Go to the line containing "Transcribe this image's" below; retype it and all following lines exactly, and leave out the pictures.

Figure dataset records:
[Begin]

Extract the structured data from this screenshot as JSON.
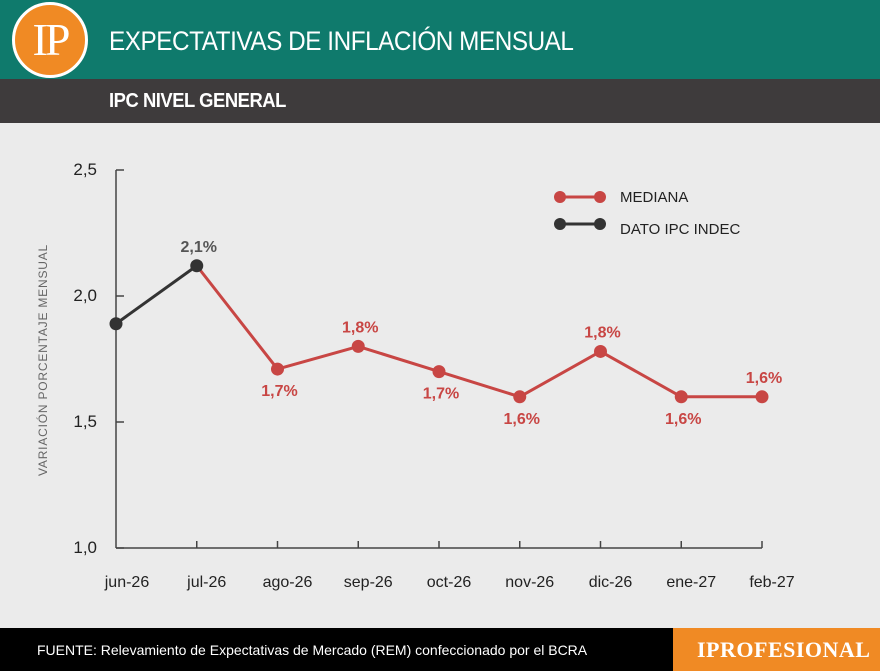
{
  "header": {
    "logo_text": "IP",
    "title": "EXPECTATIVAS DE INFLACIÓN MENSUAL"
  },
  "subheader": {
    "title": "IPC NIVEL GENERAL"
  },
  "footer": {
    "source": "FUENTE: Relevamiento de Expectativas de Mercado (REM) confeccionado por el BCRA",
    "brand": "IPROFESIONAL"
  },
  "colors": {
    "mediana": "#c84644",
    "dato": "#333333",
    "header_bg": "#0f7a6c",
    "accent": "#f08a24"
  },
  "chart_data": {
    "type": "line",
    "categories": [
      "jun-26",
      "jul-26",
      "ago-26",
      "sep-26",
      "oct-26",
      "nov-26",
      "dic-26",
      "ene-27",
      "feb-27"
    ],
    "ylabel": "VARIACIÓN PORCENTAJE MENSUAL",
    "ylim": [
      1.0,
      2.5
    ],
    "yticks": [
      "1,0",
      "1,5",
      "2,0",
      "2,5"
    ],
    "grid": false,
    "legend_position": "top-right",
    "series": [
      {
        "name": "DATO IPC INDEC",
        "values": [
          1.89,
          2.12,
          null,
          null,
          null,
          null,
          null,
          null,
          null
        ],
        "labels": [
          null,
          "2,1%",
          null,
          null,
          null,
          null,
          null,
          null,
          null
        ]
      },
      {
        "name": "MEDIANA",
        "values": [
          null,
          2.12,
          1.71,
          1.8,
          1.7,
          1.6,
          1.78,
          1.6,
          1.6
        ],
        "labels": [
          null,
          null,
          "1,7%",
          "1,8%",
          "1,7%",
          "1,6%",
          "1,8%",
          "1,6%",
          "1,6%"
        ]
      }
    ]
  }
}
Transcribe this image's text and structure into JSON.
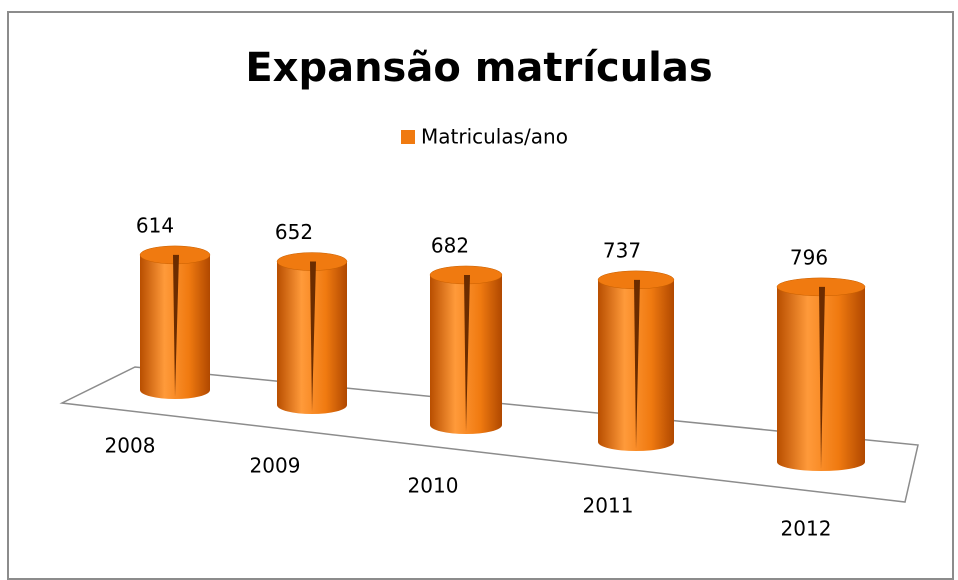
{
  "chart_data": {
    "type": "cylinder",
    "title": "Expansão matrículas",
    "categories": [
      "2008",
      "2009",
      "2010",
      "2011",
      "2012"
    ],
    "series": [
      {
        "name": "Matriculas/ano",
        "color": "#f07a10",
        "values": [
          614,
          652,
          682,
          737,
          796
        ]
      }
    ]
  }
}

[End]

PROBLEM SOLUTION:
Transcribe this image's text and structure into JSON.
{
  "chart_data": {
    "type": "cylinder",
    "title": "Expansão matrículas",
    "categories": [
      "2008",
      "2009",
      "2010",
      "2011",
      "2012"
    ],
    "series": [
      {
        "name": "Matriculas/ano",
        "color": "#f07a10",
        "values": [
          614,
          652,
          682,
          737,
          796
        ]
      }
    ]
  }
}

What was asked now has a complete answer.